- [What is required]: Convert the lines from the line containing "volume-bar [559,335,562,355]" up to and including the line containing "macd-histogram-bar [204,424,206,437]" into a JSON list of strings, one string per line, leaving out any blank lines.

- - - - -

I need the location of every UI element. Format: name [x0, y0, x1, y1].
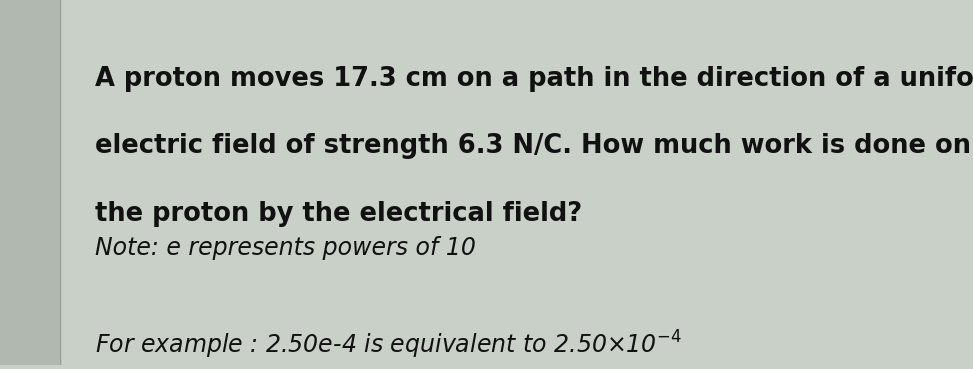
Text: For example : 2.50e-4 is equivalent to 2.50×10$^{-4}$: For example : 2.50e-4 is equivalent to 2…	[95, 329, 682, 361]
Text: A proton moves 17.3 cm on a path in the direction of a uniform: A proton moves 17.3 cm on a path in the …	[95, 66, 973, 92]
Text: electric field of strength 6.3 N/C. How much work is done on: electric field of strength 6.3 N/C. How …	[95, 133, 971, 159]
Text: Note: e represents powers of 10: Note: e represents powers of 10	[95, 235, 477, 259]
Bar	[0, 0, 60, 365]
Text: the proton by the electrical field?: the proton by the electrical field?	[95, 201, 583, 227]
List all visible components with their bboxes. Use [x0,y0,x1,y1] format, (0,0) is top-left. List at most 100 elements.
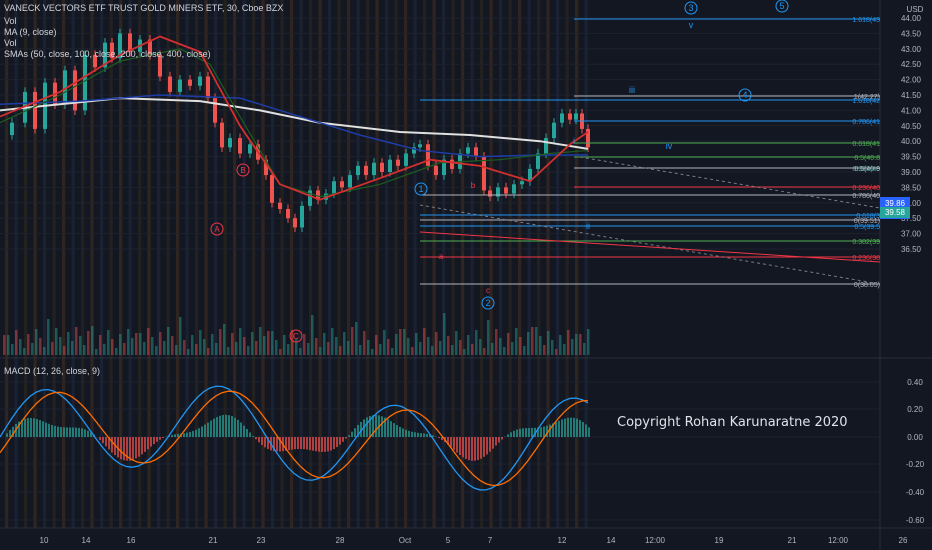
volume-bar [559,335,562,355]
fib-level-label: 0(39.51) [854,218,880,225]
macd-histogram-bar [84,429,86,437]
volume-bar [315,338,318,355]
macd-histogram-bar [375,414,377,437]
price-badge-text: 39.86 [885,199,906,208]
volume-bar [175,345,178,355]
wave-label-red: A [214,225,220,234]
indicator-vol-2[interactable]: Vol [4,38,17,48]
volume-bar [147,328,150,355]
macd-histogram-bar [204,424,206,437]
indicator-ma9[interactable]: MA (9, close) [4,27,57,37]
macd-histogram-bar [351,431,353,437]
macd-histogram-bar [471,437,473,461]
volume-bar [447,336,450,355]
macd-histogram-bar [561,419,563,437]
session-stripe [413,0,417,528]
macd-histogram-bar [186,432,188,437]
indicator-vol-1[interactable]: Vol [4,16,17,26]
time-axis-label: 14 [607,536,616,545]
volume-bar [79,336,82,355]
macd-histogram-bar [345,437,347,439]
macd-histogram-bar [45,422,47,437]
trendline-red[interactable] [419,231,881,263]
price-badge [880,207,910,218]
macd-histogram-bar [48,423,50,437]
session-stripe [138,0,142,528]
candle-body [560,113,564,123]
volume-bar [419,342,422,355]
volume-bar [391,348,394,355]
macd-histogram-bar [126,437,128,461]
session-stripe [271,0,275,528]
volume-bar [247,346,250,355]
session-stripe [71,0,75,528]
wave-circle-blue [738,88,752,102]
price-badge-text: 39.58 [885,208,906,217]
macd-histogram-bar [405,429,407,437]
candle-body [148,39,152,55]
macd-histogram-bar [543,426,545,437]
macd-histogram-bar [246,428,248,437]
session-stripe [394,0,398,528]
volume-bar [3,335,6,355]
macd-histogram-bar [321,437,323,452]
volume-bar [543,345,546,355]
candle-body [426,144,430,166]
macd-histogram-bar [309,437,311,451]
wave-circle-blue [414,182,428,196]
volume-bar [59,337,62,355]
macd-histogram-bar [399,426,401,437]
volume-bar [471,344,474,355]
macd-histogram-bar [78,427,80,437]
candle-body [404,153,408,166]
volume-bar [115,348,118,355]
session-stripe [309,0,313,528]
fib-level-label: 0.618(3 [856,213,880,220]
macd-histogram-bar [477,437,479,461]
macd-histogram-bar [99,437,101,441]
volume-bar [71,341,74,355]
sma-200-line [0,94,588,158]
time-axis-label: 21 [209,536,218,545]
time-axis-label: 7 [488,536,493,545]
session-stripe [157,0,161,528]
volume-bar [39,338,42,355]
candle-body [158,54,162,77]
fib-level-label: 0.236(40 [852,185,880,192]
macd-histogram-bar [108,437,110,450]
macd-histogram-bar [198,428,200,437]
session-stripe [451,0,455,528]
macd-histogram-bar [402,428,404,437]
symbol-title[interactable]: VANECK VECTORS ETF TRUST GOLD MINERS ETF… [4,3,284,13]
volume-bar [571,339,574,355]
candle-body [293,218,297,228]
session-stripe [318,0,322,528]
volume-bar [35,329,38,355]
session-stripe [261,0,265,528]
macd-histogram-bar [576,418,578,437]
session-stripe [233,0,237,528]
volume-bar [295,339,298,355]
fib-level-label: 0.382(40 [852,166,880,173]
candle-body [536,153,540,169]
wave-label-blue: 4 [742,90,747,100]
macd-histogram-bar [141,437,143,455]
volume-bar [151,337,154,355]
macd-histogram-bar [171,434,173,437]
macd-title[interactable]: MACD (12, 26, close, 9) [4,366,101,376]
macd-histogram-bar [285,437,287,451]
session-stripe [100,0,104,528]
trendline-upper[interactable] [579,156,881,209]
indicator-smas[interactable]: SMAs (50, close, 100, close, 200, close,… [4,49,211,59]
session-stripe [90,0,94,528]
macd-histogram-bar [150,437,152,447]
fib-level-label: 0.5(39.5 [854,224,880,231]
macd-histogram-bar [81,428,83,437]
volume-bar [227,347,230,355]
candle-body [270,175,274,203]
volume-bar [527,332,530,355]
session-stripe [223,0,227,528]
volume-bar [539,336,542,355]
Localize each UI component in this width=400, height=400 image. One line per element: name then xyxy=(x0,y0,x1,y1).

- - - - -

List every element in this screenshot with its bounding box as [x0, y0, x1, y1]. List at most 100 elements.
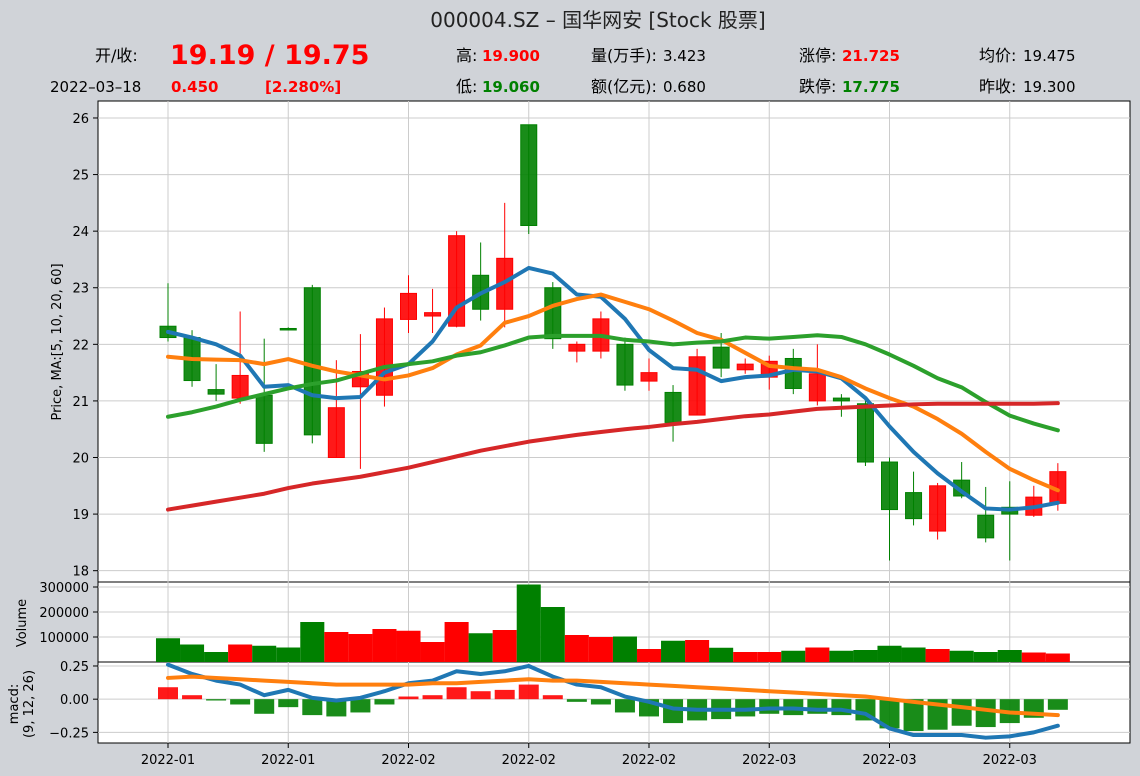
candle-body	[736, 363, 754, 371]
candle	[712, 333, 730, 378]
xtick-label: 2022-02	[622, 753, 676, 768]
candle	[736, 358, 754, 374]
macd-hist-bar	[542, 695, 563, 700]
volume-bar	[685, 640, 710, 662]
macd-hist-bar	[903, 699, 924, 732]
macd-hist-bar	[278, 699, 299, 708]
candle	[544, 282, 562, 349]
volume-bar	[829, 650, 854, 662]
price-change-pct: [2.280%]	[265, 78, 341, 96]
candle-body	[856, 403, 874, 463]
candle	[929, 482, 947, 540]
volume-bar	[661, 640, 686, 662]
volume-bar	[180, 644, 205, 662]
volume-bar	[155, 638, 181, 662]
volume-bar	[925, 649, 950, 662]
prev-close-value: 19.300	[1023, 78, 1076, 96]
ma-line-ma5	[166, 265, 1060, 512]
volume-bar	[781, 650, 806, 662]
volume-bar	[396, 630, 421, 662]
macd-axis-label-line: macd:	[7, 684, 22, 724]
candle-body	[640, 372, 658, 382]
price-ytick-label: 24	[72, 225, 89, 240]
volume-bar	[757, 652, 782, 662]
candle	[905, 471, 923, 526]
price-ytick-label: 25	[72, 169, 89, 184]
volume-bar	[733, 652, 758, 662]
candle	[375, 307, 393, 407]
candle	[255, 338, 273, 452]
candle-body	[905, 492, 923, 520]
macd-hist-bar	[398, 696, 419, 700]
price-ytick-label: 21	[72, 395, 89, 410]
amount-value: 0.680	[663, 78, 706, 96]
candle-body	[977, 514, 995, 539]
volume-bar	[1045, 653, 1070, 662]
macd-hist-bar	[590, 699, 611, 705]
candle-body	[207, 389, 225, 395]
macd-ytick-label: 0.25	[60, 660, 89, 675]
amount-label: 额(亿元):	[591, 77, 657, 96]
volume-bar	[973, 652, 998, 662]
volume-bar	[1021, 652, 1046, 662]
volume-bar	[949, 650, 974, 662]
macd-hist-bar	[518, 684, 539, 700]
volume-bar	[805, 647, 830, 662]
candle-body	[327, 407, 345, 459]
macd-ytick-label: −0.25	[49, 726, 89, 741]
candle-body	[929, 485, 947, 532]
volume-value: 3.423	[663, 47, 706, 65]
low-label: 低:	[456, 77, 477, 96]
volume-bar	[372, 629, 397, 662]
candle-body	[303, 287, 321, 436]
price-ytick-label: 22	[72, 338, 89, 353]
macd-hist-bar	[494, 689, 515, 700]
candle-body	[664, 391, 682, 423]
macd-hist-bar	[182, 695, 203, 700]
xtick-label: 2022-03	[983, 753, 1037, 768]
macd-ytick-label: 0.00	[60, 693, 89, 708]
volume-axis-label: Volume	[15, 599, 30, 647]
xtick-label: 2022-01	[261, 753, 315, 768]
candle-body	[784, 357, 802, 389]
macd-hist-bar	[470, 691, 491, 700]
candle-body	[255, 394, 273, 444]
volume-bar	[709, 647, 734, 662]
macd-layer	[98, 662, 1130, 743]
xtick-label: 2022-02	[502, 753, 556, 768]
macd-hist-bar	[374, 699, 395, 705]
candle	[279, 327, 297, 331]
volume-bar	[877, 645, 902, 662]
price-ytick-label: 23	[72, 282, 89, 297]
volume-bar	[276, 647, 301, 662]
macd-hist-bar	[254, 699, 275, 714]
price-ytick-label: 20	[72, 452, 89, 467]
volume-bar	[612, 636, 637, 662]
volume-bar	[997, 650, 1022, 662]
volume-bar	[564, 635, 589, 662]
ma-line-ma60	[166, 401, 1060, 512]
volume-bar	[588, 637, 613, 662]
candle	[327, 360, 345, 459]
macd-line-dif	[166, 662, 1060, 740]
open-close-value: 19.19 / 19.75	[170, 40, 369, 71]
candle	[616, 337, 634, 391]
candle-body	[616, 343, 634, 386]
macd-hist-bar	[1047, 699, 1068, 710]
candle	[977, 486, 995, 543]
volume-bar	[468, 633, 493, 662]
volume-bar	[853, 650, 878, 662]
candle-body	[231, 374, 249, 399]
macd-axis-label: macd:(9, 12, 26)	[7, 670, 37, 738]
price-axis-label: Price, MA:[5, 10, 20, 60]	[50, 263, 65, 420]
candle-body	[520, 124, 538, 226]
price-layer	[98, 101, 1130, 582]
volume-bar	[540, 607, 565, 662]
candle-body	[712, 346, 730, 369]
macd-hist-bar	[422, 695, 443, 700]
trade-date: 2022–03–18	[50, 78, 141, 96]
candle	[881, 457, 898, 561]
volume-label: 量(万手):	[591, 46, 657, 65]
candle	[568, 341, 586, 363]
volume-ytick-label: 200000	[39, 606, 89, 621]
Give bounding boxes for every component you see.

- - - - -

- [Result of this task]:
[
  "volume-bar [559,335,562,355]",
  "fib-level-label: 0(39.51) [854,218,880,225]",
  "macd-histogram-bar [84,429,86,437]",
  "volume-bar [315,338,318,355]",
  "macd-histogram-bar [375,414,377,437]",
  "price-badge-text: 39.86 [885,199,906,208]",
  "volume-bar [175,345,178,355]",
  "wave-label-red: A [214,225,220,234]",
  "indicator-vol-2[interactable]: Vol [4,38,17,48]",
  "volume-bar [147,328,150,355]",
  "macd-histogram-bar [204,424,206,437]"
]